MATERIAL SHOWN →
=======
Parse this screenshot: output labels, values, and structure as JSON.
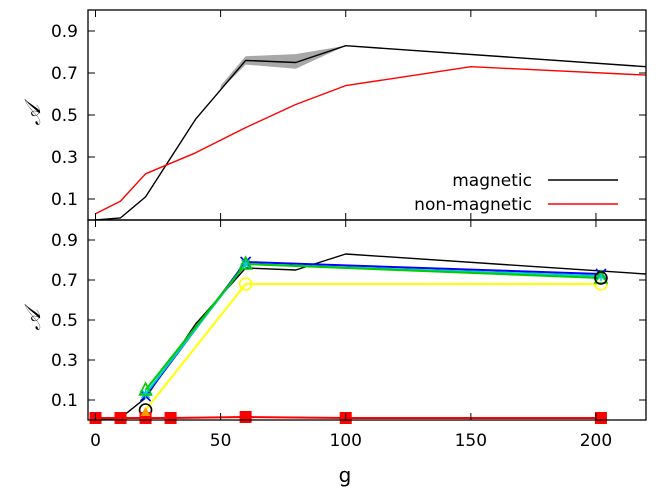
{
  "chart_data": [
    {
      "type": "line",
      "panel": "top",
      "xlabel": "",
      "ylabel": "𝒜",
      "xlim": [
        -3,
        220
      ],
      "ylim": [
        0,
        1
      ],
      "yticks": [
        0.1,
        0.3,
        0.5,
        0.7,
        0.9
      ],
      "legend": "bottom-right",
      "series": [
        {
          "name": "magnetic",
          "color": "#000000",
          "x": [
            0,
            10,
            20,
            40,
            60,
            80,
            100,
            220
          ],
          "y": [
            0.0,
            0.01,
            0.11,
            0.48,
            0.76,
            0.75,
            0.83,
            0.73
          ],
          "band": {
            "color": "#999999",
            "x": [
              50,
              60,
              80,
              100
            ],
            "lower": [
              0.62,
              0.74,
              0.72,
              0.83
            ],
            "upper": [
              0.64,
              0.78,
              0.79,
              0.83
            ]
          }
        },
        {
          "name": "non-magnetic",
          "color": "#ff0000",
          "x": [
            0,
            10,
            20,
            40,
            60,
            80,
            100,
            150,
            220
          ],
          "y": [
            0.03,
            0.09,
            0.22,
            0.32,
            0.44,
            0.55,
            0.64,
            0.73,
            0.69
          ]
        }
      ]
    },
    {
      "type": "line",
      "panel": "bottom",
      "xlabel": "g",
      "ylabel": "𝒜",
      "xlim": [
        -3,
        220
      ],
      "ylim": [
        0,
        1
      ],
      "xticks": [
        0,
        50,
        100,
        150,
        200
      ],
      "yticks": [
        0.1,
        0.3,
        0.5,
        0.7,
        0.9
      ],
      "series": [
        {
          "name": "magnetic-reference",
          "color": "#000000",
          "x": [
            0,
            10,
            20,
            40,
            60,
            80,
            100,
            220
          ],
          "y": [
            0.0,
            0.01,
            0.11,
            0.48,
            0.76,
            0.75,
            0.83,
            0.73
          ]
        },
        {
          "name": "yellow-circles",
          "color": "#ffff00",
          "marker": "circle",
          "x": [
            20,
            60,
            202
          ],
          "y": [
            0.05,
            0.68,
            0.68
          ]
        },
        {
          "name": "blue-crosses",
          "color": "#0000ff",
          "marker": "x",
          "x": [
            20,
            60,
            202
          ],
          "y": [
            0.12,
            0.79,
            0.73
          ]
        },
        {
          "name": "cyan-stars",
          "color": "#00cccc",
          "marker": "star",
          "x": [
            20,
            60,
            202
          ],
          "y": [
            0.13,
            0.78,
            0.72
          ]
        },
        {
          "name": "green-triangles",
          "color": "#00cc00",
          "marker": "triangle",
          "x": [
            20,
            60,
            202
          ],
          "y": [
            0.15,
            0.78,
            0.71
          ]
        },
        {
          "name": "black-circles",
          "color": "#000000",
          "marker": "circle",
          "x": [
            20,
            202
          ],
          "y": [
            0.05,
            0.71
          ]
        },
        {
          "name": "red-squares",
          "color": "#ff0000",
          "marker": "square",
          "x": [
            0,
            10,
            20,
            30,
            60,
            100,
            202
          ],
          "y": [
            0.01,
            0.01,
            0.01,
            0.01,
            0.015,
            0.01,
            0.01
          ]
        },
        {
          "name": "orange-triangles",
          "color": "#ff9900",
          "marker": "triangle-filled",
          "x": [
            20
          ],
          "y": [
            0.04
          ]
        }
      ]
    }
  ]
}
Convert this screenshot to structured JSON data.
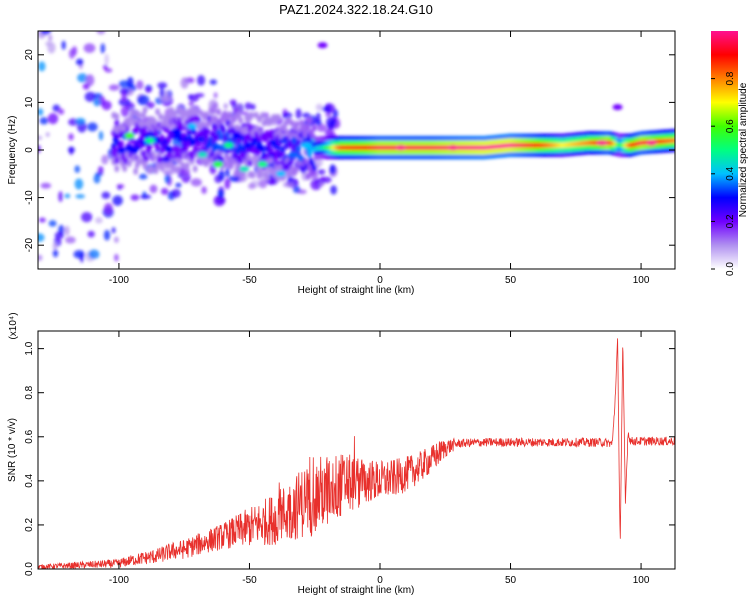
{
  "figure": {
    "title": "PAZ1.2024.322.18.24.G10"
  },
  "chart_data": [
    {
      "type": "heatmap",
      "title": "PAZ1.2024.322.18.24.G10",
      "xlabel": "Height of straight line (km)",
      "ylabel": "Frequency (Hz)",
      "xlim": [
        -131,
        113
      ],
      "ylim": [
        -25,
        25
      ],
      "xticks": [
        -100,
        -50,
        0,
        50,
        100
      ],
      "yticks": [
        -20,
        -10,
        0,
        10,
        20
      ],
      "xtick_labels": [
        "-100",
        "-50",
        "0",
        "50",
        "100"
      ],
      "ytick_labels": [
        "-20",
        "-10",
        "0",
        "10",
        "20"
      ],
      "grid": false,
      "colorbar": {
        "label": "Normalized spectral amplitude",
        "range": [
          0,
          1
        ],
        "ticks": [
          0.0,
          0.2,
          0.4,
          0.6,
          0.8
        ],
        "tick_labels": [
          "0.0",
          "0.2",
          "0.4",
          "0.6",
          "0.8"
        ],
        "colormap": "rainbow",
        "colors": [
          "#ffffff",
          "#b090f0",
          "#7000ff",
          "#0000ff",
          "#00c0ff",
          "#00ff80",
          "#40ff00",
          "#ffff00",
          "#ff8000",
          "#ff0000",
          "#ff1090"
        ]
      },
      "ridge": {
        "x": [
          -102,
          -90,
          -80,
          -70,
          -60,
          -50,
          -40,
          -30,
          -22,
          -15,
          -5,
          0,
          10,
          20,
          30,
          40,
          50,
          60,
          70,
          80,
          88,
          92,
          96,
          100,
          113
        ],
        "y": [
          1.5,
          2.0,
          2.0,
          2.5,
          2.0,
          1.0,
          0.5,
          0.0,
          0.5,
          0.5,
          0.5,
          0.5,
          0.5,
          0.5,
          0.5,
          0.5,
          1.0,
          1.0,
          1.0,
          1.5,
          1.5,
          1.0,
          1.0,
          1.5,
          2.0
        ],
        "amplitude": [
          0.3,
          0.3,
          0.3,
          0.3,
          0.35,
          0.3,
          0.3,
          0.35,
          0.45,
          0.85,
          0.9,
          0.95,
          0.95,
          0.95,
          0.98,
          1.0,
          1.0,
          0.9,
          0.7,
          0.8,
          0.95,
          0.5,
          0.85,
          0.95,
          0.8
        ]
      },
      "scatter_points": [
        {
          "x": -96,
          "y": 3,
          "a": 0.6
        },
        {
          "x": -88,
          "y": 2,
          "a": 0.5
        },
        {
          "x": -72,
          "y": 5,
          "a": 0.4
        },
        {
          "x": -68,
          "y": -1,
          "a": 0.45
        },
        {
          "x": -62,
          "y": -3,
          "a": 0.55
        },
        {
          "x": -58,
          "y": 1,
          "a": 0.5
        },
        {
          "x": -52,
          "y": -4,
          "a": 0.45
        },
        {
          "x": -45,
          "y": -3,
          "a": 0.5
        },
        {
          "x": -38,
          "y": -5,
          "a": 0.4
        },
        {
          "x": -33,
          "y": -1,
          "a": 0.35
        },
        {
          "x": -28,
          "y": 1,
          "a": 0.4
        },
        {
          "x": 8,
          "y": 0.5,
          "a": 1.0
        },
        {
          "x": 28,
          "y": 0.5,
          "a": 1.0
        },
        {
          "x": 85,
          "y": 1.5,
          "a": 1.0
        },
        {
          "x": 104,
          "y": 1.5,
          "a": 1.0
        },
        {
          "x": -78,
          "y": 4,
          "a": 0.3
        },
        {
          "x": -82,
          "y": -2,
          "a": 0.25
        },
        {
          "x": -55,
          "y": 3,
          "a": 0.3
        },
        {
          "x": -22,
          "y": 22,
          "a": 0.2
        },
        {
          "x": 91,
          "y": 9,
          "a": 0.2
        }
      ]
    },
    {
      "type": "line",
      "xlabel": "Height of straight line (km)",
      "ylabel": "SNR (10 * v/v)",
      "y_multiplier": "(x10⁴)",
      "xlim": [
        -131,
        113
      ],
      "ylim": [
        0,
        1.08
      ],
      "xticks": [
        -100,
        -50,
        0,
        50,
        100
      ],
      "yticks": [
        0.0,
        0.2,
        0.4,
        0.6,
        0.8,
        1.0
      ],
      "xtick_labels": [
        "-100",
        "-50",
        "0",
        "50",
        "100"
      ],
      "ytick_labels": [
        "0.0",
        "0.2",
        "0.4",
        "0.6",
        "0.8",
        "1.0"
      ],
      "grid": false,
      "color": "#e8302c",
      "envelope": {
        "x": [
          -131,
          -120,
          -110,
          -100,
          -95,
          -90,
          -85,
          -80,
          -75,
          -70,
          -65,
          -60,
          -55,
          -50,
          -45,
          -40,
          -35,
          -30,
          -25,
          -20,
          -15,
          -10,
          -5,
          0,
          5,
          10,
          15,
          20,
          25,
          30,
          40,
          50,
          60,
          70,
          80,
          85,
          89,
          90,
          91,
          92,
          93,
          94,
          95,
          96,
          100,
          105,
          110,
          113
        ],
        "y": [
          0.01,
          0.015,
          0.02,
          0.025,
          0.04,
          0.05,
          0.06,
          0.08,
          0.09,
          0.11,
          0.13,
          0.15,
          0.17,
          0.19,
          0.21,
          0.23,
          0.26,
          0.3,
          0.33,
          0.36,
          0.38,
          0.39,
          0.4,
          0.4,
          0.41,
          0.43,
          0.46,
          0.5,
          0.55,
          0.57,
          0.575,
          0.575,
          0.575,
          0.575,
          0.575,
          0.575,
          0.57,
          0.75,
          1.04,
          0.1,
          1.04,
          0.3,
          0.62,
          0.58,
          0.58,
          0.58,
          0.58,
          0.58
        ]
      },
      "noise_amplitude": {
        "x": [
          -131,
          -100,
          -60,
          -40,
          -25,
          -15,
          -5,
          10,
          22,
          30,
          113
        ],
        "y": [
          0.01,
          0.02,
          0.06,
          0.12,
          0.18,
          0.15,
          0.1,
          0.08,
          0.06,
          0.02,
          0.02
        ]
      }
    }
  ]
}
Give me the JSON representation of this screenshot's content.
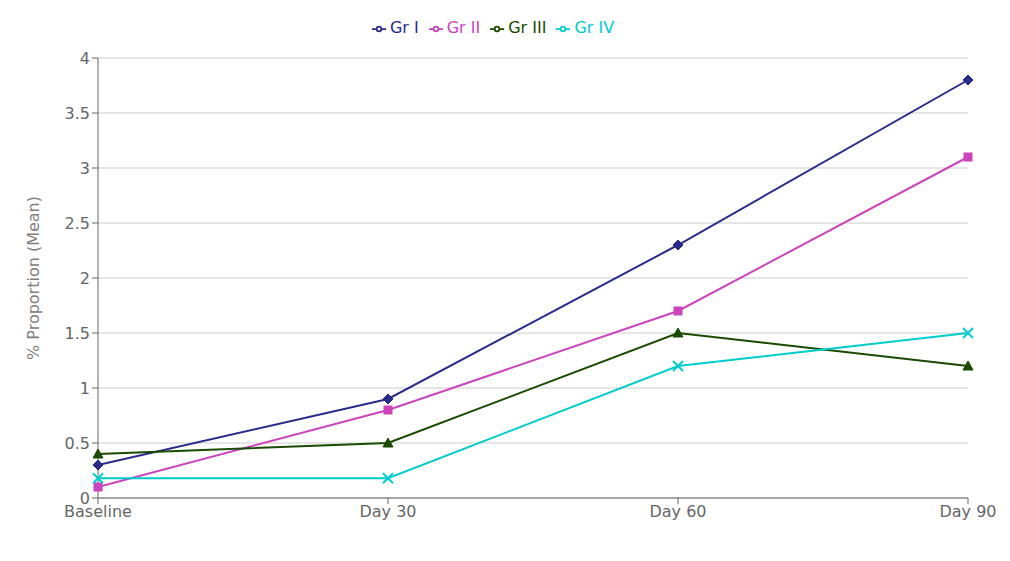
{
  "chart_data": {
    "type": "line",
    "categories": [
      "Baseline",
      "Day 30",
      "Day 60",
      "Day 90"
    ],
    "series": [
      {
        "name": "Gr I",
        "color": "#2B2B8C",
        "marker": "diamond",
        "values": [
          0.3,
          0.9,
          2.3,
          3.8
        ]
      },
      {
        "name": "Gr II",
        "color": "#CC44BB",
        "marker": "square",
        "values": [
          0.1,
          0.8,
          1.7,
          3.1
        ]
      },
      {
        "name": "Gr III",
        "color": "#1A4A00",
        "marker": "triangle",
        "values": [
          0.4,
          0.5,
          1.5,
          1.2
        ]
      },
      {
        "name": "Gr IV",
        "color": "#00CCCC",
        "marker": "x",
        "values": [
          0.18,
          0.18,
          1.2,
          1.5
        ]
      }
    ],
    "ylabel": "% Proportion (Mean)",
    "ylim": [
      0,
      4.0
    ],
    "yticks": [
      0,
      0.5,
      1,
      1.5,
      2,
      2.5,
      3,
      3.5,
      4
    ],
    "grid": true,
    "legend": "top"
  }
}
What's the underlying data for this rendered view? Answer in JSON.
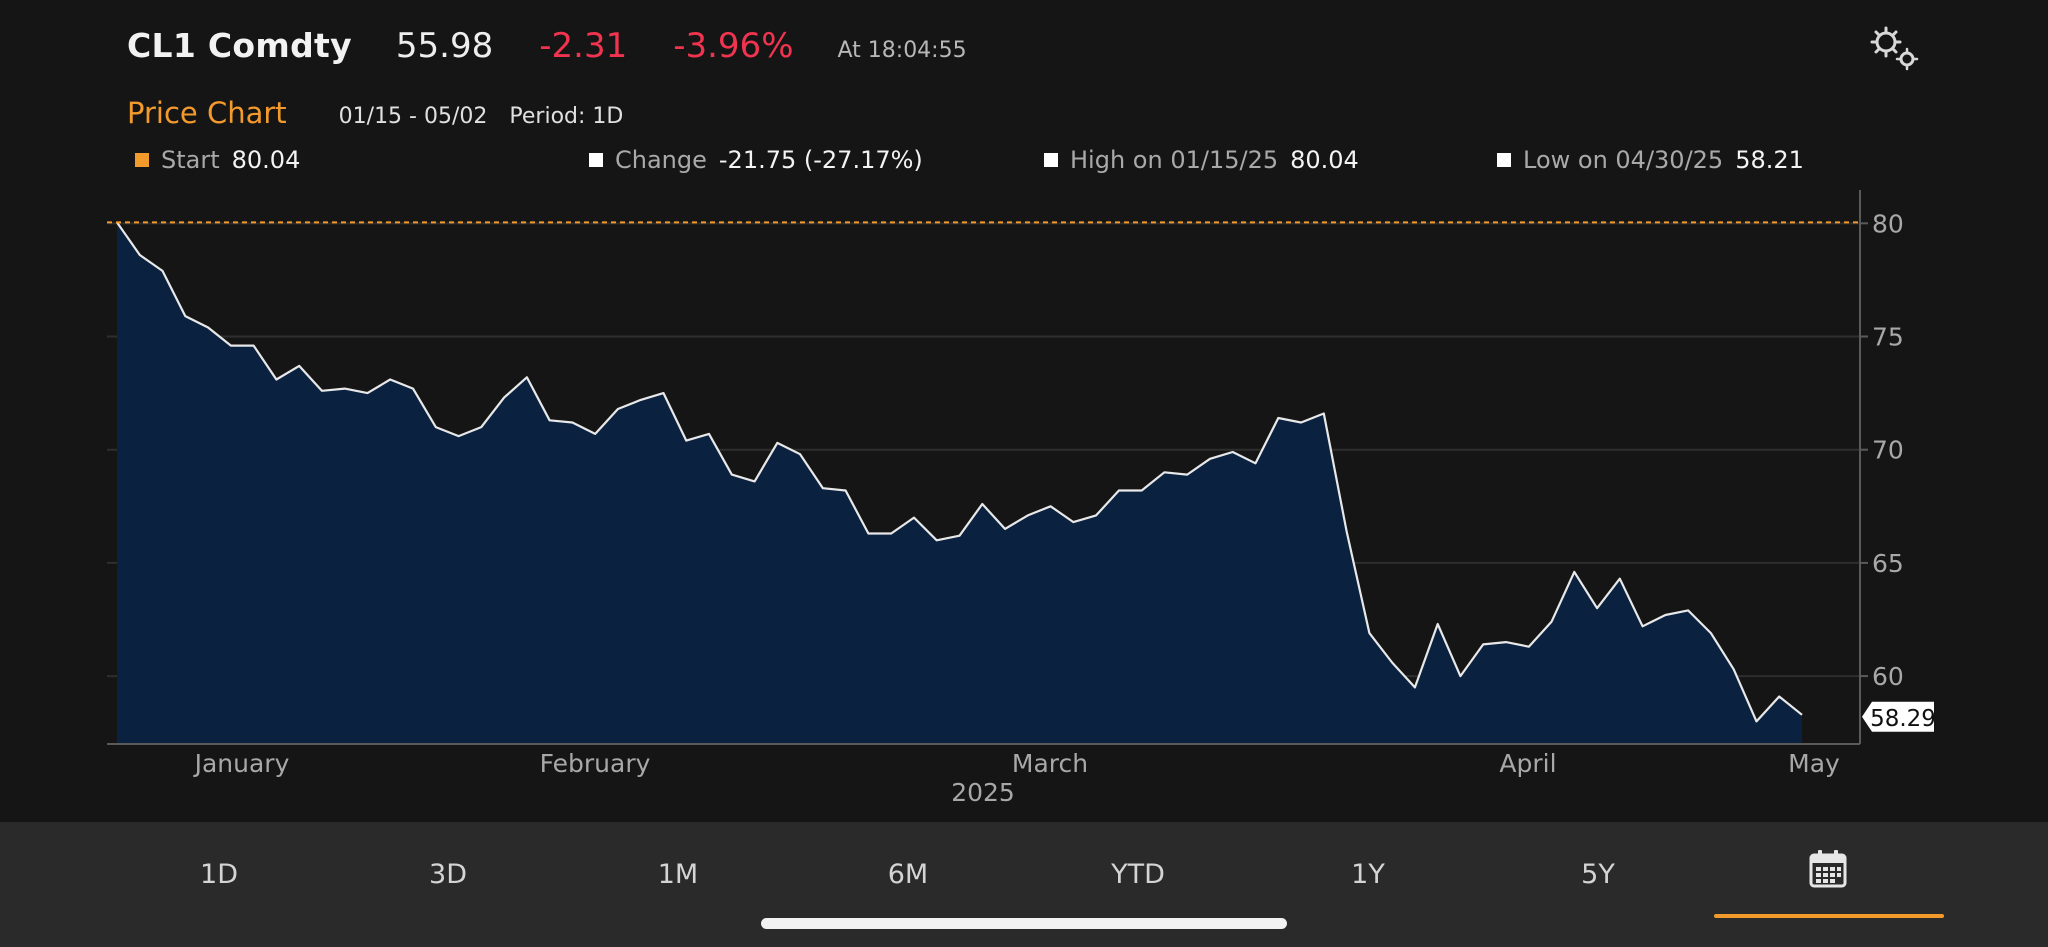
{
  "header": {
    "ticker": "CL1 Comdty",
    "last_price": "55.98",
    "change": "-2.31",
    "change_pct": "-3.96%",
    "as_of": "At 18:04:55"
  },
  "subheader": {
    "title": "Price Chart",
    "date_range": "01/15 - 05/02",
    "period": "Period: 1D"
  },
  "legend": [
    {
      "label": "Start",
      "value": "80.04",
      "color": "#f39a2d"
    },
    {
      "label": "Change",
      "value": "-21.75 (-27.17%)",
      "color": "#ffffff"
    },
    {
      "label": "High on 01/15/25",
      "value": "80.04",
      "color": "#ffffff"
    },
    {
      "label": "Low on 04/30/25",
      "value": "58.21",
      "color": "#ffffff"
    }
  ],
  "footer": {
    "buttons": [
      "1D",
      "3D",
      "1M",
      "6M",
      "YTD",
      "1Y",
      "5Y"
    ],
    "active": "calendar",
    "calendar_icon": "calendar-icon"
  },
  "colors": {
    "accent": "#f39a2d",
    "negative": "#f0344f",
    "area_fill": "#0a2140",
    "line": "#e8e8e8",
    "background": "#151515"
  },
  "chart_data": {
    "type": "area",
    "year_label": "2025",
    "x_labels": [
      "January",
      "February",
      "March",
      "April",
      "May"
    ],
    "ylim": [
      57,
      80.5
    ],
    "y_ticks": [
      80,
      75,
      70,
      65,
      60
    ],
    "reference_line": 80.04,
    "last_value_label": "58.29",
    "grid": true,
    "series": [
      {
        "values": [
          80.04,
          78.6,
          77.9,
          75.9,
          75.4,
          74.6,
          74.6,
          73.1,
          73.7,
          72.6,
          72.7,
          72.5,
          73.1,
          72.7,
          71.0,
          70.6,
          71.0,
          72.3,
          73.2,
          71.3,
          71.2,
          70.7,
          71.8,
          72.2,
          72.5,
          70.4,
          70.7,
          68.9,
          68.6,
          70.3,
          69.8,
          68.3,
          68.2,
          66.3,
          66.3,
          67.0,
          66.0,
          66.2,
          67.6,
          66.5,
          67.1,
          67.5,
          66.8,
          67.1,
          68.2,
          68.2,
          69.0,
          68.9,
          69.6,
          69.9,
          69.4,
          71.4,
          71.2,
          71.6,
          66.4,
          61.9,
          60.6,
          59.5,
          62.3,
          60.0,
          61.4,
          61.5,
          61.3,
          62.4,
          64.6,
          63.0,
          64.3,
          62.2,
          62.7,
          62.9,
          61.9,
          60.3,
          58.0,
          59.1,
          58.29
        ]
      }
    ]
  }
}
=======
REQUEST →
Copy the lines from the entries above in which the word "xlabel" appears.

ANSWER TO THIS TASK →
      "xlabel": "",
      "xlabel": "g",
      "xlabel": "Height of straight line (km)",
      "xlabel": "Height of straight line (km)",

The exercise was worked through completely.